• Given problem
Copy all lines of the listing that include the string "Importance".

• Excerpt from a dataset
################
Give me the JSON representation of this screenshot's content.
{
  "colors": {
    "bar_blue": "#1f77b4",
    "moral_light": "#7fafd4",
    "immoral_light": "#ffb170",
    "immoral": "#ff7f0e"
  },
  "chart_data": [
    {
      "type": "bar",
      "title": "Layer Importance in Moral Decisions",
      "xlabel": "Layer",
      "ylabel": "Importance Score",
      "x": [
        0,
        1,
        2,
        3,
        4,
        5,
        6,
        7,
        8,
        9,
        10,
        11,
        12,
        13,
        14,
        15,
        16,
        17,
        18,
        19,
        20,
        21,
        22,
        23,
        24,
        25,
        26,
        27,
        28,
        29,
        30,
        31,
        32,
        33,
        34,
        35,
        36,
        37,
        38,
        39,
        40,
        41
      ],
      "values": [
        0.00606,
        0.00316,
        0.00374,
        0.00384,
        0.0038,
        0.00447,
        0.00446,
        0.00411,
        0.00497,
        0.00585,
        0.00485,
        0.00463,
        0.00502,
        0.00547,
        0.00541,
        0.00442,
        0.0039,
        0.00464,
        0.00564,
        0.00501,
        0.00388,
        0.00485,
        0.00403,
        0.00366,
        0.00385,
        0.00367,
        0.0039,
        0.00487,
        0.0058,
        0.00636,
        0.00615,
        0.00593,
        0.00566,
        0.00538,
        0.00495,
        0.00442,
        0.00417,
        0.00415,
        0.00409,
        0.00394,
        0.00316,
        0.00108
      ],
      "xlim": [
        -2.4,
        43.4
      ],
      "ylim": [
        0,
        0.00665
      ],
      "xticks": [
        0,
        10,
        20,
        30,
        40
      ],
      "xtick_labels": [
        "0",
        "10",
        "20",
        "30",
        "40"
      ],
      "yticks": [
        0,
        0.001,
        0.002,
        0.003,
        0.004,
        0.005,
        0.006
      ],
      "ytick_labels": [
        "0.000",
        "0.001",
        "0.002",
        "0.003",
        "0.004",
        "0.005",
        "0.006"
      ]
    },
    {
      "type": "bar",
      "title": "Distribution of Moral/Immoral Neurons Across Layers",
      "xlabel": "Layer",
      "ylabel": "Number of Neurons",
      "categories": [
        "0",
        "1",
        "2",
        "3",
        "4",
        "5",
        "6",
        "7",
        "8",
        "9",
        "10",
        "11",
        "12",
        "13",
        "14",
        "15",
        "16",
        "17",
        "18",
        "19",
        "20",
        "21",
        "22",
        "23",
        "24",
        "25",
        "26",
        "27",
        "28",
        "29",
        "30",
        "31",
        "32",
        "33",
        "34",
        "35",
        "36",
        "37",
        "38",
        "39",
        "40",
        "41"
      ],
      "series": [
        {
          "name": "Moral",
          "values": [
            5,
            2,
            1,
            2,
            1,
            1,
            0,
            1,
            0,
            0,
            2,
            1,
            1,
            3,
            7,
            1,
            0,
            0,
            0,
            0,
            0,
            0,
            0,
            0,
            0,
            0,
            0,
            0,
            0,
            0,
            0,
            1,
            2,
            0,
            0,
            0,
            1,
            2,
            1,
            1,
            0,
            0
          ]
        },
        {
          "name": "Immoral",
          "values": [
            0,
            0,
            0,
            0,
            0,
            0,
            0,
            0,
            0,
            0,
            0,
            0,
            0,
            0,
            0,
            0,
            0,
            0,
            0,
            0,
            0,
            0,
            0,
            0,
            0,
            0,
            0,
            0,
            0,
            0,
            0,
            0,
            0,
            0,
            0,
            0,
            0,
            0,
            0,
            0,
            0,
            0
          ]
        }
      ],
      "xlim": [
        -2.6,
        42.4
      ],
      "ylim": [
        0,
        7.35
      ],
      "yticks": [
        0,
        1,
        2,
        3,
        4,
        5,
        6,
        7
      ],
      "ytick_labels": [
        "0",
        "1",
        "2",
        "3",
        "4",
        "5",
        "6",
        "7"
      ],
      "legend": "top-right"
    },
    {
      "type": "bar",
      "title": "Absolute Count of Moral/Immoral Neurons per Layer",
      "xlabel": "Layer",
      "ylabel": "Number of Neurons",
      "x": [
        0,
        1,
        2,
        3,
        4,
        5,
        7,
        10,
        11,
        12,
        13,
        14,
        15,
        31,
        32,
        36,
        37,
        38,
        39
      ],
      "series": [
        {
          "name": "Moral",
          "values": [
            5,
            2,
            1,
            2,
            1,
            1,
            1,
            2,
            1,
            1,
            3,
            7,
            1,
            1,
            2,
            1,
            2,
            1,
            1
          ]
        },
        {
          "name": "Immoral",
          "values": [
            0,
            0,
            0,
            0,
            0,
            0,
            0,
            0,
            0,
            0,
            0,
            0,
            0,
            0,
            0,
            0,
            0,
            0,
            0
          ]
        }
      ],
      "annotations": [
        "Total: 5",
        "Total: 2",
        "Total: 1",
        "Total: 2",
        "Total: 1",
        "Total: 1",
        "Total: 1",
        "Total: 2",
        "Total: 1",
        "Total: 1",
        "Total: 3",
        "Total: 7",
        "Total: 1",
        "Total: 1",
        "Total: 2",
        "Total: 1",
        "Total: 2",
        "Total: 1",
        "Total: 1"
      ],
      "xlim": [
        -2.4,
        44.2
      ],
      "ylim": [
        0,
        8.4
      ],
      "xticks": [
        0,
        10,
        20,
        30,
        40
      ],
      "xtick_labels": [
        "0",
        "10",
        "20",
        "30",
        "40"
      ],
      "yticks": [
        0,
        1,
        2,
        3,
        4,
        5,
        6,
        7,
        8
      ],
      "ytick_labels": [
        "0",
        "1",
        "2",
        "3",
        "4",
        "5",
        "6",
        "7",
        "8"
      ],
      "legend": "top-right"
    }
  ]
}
################
• Solution for this problem
      "title": "Layer Importance in Moral Decisions",
      "ylabel": "Importance Score",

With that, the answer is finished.